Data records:
[BEGIN]
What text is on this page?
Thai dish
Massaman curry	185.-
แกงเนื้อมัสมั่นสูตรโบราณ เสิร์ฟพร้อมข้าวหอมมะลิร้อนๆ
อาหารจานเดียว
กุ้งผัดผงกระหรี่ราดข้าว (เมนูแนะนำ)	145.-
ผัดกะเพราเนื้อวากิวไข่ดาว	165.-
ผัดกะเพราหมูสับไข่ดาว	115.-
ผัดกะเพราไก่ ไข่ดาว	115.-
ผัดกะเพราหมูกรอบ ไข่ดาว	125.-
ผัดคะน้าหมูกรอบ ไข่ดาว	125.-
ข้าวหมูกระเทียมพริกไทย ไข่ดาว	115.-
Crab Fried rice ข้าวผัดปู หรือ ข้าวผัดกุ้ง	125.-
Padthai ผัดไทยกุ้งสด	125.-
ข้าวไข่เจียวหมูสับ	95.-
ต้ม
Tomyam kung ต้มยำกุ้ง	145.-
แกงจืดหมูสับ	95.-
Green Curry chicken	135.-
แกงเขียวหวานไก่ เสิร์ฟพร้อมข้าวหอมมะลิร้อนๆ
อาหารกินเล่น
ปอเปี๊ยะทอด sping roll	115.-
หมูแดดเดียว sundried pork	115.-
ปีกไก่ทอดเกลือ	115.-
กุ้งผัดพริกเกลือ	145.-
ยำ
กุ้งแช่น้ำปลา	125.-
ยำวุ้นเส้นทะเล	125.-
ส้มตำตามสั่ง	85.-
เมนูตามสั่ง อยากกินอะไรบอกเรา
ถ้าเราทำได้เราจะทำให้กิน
[END]
- _What this task involves_:
Would you give the material above again, complete and exact?

- _Completed task_:
What text is on this page?
Thai dish
Massaman curry	185.-
แกงเนื้อมัสมั่นสูตรโบราณ เสิร์ฟพร้อมข้าวหอมมะลิร้อนๆ
อาหารจานเดียว
กุ้งผัดผงกระหรี่ราดข้าว (เมนูแนะนำ)	145.-
ผัดกะเพราเนื้อวากิวไข่ดาว	165.-
ผัดกะเพราหมูสับไข่ดาว	115.-
ผัดกะเพราไก่ ไข่ดาว	115.-
ผัดกะเพราหมูกรอบ ไข่ดาว	125.-
ผัดคะน้าหมูกรอบ ไข่ดาว	125.-
ข้าวหมูกระเทียมพริกไทย ไข่ดาว	115.-
Crab Fried rice ข้าวผัดปู หรือ ข้าวผัดกุ้ง	125.-
Padthai ผัดไทยกุ้งสด	125.-
ข้าวไข่เจียวหมูสับ	95.-
ต้ม
Tomyam kung ต้มยำกุ้ง	145.-
แกงจืดหมูสับ	95.-
Green Curry chicken	135.-
แกงเขียวหวานไก่ เสิร์ฟพร้อมข้าวหอมมะลิร้อนๆ
อาหารกินเล่น
ปอเปี๊ยะทอด sping roll	115.-
หมูแดดเดียว sundried pork	115.-
ปีกไก่ทอดเกลือ	115.-
กุ้งผัดพริกเกลือ	145.-
ยำ
กุ้งแช่น้ำปลา	125.-
ยำวุ้นเส้นทะเล	125.-
ส้มตำตามสั่ง	85.-
เมนูตามสั่ง อยากกินอะไรบอกเรา
ถ้าเราทำได้เราจะทำให้กิน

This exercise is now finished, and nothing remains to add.